In full and without alteration, repeat the material.

※ ※ ※

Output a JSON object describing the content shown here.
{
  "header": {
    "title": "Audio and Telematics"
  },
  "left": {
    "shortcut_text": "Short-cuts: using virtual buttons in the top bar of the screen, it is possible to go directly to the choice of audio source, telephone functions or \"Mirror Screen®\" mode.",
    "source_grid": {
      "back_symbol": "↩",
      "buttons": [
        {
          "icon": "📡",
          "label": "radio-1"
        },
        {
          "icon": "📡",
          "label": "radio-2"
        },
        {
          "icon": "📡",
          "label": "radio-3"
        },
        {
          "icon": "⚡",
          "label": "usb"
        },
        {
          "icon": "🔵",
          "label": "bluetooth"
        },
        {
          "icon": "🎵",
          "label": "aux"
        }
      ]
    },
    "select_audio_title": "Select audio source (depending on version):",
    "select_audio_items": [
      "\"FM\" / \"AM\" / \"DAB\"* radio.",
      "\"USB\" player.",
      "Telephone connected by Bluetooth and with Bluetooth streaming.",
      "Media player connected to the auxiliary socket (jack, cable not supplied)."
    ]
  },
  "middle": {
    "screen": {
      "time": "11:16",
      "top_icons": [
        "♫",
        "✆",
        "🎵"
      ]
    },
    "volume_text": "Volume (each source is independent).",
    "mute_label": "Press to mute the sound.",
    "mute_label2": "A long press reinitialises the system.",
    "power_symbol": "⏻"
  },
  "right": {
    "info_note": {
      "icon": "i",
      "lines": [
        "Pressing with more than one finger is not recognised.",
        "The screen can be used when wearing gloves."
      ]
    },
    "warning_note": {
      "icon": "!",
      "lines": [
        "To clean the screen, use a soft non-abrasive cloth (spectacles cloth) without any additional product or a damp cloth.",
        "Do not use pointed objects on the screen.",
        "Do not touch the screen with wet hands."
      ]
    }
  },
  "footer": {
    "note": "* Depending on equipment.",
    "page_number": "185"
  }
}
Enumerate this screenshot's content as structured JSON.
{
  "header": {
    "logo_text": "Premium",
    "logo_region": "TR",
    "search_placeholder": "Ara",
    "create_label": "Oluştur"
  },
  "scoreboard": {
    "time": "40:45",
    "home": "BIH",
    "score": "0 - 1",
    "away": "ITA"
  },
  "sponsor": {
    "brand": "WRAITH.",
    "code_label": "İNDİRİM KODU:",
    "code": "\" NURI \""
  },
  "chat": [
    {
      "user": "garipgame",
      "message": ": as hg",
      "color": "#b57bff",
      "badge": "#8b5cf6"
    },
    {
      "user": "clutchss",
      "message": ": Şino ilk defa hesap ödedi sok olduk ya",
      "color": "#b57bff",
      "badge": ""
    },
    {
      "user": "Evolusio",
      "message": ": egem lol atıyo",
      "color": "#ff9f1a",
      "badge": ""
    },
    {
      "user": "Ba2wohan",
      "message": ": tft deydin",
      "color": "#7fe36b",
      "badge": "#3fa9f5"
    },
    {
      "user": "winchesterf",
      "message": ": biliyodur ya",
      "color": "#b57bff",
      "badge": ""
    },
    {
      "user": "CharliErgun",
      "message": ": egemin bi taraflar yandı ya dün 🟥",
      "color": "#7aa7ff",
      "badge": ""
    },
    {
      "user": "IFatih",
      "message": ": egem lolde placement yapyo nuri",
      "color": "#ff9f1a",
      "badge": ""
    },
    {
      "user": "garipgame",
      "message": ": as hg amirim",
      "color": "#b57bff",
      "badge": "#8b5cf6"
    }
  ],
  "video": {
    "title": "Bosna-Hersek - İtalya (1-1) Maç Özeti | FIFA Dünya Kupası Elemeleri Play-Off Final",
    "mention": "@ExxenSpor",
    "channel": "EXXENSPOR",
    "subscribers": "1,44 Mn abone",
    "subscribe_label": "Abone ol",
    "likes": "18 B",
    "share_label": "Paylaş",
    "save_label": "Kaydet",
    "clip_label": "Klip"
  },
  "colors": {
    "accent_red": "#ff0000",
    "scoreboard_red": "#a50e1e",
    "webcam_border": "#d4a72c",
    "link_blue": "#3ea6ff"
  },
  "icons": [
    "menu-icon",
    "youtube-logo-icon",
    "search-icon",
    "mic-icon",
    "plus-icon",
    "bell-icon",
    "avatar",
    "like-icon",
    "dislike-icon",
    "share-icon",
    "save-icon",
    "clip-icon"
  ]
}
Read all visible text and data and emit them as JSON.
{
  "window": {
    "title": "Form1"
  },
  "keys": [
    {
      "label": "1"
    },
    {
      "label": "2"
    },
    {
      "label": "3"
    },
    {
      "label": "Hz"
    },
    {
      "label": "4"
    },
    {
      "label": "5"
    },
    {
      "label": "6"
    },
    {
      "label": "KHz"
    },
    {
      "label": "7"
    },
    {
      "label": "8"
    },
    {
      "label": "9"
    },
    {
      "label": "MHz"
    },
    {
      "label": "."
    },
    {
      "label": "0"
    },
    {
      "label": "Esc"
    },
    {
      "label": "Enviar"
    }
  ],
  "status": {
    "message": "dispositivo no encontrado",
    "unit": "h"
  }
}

※ ※ ※

§ **EXERCISE RESPONSE**
Output a JSON object describing the content shown here.
{
  "header": {
    "title": "Audio and Telematics"
  },
  "left": {
    "shortcut_text": "Short-cuts: using virtual buttons in the top bar of the screen, it is possible to go directly to the choice of audio source, telephone functions or \"Mirror Screen®\" mode.",
    "source_grid": {
      "back_symbol": "↩",
      "buttons": [
        {
          "icon": "📡",
          "label": "radio-1"
        },
        {
          "icon": "📡",
          "label": "radio-2"
        },
        {
          "icon": "📡",
          "label": "radio-3"
        },
        {
          "icon": "⚡",
          "label": "usb"
        },
        {
          "icon": "🔵",
          "label": "bluetooth"
        },
        {
          "icon": "🎵",
          "label": "aux"
        }
      ]
    },
    "select_audio_title": "Select audio source (depending on version):",
    "select_audio_items": [
      "\"FM\" / \"AM\" / \"DAB\"* radio.",
      "\"USB\" player.",
      "Telephone connected by Bluetooth and with Bluetooth streaming.",
      "Media player connected to the auxiliary socket (jack, cable not supplied)."
    ]
  },
  "middle": {
    "screen": {
      "time": "11:16",
      "top_icons": [
        "♫",
        "✆",
        "🎵"
      ]
    },
    "volume_text": "Volume (each source is independent).",
    "mute_label": "Press to mute the sound.",
    "mute_label2": "A long press reinitialises the system.",
    "power_symbol": "⏻"
  },
  "right": {
    "info_note": {
      "icon": "i",
      "lines": [
        "Pressing with more than one finger is not recognised.",
        "The screen can be used when wearing gloves."
      ]
    },
    "warning_note": {
      "icon": "!",
      "lines": [
        "To clean the screen, use a soft non-abrasive cloth (spectacles cloth) without any additional product or a damp cloth.",
        "Do not use pointed objects on the screen.",
        "Do not touch the screen with wet hands."
      ]
    }
  },
  "footer": {
    "note": "* Depending on equipment.",
    "page_number": "185"
  }
}
Enumerate this screenshot's content as structured JSON.
{
  "header": {
    "logo_text": "Premium",
    "logo_region": "TR",
    "search_placeholder": "Ara",
    "create_label": "Oluştur"
  },
  "scoreboard": {
    "time": "40:45",
    "home": "BIH",
    "score": "0 - 1",
    "away": "ITA"
  },
  "sponsor": {
    "brand": "WRAITH.",
    "code_label": "İNDİRİM KODU:",
    "code": "\" NURI \""
  },
  "chat": [
    {
      "user": "garipgame",
      "message": ": as hg",
      "color": "#b57bff",
      "badge": "#8b5cf6"
    },
    {
      "user": "clutchss",
      "message": ": Şino ilk defa hesap ödedi sok olduk ya",
      "color": "#b57bff",
      "badge": ""
    },
    {
      "user": "Evolusio",
      "message": ": egem lol atıyo",
      "color": "#ff9f1a",
      "badge": ""
    },
    {
      "user": "Ba2wohan",
      "message": ": tft deydin",
      "color": "#7fe36b",
      "badge": "#3fa9f5"
    },
    {
      "user": "winchesterf",
      "message": ": biliyodur ya",
      "color": "#b57bff",
      "badge": ""
    },
    {
      "user": "CharliErgun",
      "message": ": egemin bi taraflar yandı ya dün 🟥",
      "color": "#7aa7ff",
      "badge": ""
    },
    {
      "user": "IFatih",
      "message": ": egem lolde placement yapyo nuri",
      "color": "#ff9f1a",
      "badge": ""
    },
    {
      "user": "garipgame",
      "message": ": as hg amirim",
      "color": "#b57bff",
      "badge": "#8b5cf6"
    }
  ],
  "video": {
    "title": "Bosna-Hersek - İtalya (1-1) Maç Özeti | FIFA Dünya Kupası Elemeleri Play-Off Final",
    "mention": "@ExxenSpor",
    "channel": "EXXENSPOR",
    "subscribers": "1,44 Mn abone",
    "subscribe_label": "Abone ol",
    "likes": "18 B",
    "share_label": "Paylaş",
    "save_label": "Kaydet",
    "clip_label": "Klip"
  },
  "colors": {
    "accent_red": "#ff0000",
    "scoreboard_red": "#a50e1e",
    "webcam_border": "#d4a72c",
    "link_blue": "#3ea6ff"
  },
  "icons": [
    "menu-icon",
    "youtube-logo-icon",
    "search-icon",
    "mic-icon",
    "plus-icon",
    "bell-icon",
    "avatar",
    "like-icon",
    "dislike-icon",
    "share-icon",
    "save-icon",
    "clip-icon"
  ]
}
Read all visible text and data and emit them as JSON.
{
  "window": {
    "title": "Form1"
  },
  "keys": [
    {
      "label": "1"
    },
    {
      "label": "2"
    },
    {
      "label": "3"
    },
    {
      "label": "Hz"
    },
    {
      "label": "4"
    },
    {
      "label": "5"
    },
    {
      "label": "6"
    },
    {
      "label": "KHz"
    },
    {
      "label": "7"
    },
    {
      "label": "8"
    },
    {
      "label": "9"
    },
    {
      "label": "MHz"
    },
    {
      "label": "."
    },
    {
      "label": "0"
    },
    {
      "label": "Esc"
    },
    {
      "label": "Enviar"
    }
  ],
  "status": {
    "message": "dispositivo no encontrado",
    "unit": "h"
  }
}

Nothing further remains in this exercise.